- _Stored entries_
____________________

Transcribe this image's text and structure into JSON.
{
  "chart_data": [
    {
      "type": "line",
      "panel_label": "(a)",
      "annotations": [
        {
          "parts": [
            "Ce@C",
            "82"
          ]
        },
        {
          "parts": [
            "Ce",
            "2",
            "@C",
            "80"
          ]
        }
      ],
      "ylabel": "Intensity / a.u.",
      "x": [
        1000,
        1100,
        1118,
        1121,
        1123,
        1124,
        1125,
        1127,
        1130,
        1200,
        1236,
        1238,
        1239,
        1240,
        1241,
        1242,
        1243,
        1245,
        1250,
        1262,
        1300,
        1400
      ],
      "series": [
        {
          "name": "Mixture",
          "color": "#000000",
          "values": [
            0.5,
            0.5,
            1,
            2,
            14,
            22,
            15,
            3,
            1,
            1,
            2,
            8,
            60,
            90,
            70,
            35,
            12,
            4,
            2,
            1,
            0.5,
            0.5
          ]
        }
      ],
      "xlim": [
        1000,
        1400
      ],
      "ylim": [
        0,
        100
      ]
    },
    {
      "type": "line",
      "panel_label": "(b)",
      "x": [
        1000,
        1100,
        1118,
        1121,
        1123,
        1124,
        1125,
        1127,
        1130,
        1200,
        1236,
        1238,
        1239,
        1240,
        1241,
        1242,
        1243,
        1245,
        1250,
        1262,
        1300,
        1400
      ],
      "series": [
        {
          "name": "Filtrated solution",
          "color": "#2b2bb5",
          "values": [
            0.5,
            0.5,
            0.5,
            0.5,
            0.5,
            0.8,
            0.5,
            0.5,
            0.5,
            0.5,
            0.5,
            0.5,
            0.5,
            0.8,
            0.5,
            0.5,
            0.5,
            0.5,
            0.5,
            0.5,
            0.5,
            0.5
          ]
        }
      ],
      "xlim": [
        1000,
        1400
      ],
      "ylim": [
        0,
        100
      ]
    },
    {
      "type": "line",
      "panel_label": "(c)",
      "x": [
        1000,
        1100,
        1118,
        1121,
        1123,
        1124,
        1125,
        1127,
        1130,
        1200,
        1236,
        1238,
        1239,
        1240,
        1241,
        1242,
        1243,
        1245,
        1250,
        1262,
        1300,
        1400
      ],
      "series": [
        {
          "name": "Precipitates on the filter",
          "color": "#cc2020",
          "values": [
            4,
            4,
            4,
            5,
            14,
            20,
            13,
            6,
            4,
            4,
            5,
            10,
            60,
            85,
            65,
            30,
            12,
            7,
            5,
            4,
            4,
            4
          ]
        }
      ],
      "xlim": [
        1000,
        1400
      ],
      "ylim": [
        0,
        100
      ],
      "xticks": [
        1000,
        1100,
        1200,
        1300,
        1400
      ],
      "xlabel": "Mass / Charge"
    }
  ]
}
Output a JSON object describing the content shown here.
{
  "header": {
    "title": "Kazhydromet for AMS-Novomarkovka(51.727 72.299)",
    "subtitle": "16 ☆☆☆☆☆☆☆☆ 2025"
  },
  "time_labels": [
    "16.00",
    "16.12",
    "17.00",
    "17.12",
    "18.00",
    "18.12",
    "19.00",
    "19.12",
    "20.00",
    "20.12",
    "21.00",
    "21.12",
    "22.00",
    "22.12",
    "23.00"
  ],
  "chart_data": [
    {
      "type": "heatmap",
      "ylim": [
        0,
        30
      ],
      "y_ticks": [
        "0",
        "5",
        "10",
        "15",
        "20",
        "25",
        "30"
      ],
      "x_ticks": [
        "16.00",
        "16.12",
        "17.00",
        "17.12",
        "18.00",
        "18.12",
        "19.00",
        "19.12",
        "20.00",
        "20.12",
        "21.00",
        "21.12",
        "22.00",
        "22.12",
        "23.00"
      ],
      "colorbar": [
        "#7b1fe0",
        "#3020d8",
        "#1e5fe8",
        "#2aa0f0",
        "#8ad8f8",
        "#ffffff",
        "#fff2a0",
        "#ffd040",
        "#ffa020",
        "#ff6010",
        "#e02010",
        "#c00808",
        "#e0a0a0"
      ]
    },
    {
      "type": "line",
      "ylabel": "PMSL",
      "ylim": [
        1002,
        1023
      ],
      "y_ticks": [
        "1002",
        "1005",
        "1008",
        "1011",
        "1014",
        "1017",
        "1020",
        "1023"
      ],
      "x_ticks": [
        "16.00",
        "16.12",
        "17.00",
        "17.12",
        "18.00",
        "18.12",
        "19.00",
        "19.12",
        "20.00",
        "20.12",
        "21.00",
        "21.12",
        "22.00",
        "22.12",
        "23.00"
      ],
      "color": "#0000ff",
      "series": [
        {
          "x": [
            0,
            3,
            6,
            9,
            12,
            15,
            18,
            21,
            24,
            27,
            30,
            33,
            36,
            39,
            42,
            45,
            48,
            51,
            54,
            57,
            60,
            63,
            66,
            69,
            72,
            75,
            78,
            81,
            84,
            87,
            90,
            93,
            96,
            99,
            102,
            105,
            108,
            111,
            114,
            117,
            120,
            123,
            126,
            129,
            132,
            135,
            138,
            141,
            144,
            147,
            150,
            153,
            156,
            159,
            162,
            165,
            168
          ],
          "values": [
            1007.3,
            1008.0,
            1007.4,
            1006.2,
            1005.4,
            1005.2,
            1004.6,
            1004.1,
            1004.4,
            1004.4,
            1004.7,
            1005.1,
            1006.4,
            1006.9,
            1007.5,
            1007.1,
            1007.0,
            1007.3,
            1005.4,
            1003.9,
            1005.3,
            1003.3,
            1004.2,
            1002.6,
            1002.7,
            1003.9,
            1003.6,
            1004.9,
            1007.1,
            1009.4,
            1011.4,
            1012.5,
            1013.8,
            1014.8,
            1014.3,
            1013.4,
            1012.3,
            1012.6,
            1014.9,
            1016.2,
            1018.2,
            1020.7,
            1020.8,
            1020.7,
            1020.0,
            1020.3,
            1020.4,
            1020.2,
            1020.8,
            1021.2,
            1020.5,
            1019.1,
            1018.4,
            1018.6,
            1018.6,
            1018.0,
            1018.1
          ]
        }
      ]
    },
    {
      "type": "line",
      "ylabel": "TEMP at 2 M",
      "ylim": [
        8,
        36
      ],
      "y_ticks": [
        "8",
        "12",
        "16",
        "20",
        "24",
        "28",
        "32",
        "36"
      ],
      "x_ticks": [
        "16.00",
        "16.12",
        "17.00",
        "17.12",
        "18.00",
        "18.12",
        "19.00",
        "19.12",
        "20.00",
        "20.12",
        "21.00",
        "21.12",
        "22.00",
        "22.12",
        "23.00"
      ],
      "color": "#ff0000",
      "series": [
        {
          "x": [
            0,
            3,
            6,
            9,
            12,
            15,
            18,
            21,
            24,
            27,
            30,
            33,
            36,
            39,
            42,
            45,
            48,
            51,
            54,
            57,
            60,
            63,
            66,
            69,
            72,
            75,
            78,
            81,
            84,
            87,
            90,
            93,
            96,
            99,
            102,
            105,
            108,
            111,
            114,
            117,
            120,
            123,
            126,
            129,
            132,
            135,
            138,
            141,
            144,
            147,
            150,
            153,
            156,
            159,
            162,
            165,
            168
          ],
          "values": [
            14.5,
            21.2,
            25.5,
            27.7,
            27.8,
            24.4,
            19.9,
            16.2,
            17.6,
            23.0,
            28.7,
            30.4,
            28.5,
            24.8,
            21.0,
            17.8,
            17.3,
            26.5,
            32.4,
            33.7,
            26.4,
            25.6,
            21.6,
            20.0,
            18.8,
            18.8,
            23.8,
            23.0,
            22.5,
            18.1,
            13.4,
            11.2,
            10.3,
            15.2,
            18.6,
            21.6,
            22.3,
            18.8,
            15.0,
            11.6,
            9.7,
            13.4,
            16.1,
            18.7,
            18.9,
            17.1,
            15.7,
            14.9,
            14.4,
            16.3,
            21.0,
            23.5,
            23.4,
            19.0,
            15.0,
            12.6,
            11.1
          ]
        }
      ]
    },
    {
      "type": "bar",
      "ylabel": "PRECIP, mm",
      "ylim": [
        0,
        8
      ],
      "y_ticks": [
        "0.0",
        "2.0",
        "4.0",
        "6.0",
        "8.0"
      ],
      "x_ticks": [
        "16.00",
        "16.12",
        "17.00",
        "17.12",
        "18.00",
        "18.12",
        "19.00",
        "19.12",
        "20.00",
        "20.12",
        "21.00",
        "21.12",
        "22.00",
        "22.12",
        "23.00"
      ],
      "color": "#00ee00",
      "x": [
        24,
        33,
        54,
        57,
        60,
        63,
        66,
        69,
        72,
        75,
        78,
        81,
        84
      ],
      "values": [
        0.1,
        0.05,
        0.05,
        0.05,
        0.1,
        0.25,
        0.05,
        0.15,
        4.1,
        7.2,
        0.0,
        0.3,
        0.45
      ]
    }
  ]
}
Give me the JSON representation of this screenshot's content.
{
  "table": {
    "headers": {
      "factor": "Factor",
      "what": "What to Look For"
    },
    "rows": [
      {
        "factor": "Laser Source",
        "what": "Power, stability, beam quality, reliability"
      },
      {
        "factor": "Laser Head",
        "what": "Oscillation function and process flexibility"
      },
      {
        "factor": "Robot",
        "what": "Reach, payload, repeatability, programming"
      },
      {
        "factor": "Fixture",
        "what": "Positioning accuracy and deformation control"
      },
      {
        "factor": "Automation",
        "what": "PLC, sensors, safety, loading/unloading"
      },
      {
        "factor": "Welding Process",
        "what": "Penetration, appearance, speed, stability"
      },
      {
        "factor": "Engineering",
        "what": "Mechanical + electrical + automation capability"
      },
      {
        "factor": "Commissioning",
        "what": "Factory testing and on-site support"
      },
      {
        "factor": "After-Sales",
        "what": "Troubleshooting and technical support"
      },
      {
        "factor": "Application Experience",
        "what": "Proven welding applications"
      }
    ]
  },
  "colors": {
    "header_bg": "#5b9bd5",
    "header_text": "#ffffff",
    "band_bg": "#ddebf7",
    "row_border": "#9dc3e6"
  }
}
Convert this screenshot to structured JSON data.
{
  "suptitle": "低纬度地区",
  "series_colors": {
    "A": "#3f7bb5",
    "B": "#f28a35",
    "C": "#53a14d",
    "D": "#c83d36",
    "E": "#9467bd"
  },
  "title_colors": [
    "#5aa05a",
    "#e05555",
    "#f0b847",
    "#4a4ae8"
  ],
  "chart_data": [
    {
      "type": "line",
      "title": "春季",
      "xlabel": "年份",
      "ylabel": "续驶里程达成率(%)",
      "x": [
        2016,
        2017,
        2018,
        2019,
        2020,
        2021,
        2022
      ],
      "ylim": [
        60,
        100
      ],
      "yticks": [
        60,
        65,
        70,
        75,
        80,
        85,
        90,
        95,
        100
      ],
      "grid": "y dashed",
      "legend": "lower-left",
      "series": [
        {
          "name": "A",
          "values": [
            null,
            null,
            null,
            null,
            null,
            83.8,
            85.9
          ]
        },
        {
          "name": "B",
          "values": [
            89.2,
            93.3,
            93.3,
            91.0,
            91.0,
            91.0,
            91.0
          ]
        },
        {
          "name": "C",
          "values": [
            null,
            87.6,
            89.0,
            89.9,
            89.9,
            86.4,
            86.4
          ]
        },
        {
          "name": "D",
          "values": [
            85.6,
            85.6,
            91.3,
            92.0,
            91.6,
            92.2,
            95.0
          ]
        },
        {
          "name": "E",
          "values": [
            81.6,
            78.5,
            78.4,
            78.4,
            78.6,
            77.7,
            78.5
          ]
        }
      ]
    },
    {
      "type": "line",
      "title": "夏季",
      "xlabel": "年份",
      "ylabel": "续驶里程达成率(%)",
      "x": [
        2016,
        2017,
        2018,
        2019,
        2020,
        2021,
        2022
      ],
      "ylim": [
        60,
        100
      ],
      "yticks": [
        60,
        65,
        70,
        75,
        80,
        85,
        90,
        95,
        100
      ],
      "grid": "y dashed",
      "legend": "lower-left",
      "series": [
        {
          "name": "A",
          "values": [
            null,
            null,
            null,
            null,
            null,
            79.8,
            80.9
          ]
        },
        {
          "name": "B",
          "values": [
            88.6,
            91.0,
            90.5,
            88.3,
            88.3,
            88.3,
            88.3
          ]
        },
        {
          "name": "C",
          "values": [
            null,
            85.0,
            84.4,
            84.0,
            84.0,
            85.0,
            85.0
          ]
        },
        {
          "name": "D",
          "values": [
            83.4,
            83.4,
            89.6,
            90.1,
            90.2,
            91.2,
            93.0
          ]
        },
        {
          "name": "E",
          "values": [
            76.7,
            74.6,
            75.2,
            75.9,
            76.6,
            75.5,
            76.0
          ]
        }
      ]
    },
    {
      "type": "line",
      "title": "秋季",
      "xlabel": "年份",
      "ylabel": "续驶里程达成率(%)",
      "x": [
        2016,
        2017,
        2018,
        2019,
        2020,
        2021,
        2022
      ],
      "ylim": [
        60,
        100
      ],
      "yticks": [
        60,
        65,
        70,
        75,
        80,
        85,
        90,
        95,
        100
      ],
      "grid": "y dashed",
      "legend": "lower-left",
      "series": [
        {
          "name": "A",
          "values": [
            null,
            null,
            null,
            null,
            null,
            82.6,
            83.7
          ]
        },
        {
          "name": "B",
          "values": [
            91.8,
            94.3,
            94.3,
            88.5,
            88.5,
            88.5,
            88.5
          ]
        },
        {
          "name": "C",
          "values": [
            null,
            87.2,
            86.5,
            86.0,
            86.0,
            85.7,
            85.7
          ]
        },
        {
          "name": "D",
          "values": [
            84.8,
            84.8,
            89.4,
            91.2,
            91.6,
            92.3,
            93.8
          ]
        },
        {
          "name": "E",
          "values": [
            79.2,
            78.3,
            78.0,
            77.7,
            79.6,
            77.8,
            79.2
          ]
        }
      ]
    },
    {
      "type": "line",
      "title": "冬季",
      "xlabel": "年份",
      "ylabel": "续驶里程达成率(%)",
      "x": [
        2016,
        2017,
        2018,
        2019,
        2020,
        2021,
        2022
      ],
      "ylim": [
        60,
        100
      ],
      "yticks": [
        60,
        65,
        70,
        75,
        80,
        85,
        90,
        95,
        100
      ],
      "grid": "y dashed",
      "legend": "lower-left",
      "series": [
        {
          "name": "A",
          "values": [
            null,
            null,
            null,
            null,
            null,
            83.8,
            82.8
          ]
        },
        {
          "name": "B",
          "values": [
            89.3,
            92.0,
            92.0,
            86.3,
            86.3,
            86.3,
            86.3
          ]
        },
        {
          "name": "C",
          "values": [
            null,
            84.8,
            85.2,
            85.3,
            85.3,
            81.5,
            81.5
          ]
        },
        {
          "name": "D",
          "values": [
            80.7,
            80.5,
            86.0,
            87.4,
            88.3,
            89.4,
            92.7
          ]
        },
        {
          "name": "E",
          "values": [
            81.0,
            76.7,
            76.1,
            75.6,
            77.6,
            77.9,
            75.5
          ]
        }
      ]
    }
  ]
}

____________________

- _AIM OF THE EXERCISE_
Check the data for the word "support" and pull out the lines that have it.

- _TASK RESULT_
        "what": "Factory testing and on-site support"
        "what": "Troubleshooting and technical support"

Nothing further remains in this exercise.